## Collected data
** Begin **
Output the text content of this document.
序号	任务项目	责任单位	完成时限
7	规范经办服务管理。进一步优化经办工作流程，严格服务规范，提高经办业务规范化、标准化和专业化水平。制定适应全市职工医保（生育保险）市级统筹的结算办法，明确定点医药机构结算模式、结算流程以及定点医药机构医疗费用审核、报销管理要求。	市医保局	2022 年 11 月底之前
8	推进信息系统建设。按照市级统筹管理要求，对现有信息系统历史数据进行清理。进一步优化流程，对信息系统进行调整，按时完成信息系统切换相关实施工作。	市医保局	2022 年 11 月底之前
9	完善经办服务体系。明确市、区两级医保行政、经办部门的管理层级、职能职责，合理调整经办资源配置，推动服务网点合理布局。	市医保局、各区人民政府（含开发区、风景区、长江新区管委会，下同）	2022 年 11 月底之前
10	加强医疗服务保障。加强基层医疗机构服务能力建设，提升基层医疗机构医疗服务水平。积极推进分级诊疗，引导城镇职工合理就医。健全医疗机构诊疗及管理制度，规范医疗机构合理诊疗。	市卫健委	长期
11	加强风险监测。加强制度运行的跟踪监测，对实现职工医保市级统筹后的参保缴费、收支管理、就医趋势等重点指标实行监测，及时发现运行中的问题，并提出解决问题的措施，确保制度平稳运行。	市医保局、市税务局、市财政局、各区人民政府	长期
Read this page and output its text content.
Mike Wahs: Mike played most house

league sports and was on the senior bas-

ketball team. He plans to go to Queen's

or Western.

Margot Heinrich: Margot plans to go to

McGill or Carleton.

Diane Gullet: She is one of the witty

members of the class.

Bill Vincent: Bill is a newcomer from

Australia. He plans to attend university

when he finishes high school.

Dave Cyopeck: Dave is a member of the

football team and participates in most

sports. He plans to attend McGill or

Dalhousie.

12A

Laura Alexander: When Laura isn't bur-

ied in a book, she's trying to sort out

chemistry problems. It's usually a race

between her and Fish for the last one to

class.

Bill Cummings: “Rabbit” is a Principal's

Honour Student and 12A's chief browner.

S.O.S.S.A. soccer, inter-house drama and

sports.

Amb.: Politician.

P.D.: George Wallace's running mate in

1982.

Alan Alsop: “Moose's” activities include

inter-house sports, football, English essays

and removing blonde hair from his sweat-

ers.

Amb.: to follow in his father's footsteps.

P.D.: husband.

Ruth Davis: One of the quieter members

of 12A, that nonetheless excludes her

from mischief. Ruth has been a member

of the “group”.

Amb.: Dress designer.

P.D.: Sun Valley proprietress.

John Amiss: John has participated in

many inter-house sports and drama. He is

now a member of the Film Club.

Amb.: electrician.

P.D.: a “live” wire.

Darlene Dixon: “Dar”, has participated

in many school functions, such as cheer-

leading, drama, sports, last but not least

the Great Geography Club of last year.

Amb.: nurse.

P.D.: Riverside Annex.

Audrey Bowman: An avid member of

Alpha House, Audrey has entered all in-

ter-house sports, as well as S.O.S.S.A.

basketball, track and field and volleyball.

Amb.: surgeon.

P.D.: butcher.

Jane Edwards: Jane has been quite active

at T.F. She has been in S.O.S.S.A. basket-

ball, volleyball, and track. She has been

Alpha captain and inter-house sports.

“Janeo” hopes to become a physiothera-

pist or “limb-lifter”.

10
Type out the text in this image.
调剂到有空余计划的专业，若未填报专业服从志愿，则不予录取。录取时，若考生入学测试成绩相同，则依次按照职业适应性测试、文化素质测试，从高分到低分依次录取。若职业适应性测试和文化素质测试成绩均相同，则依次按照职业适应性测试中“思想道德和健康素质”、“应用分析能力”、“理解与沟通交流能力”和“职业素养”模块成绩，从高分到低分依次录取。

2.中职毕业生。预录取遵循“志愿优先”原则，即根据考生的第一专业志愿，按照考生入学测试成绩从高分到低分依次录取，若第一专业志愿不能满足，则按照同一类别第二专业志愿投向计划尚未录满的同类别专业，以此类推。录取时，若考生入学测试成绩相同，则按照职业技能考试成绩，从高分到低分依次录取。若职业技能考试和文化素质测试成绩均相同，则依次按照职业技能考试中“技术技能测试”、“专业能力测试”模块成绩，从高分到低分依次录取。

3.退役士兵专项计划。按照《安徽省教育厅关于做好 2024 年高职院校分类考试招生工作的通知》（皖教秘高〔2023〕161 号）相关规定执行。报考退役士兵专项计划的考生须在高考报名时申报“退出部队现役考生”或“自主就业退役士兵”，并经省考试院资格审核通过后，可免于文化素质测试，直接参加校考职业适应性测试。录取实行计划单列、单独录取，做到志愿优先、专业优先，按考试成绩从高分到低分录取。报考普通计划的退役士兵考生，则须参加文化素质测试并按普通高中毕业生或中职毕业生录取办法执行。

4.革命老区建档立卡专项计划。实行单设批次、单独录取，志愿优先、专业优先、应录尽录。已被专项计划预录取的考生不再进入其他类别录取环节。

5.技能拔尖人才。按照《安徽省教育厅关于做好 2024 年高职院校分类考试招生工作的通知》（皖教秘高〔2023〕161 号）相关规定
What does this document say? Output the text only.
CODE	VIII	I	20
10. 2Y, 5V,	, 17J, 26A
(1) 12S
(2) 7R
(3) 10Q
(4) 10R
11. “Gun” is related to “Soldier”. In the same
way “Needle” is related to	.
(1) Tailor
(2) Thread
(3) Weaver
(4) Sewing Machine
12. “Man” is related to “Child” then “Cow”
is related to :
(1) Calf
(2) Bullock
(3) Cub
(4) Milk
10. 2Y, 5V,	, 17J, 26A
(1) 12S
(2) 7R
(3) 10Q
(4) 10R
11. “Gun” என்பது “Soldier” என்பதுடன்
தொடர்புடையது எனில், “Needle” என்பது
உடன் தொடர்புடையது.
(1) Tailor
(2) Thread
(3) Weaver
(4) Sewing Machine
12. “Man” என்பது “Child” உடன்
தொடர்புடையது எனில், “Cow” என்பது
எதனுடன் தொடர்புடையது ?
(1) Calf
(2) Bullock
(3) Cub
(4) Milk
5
** End **
## The task
In the entries above, how many lines contain the word "text"? Answer with the number only.

## Answer
4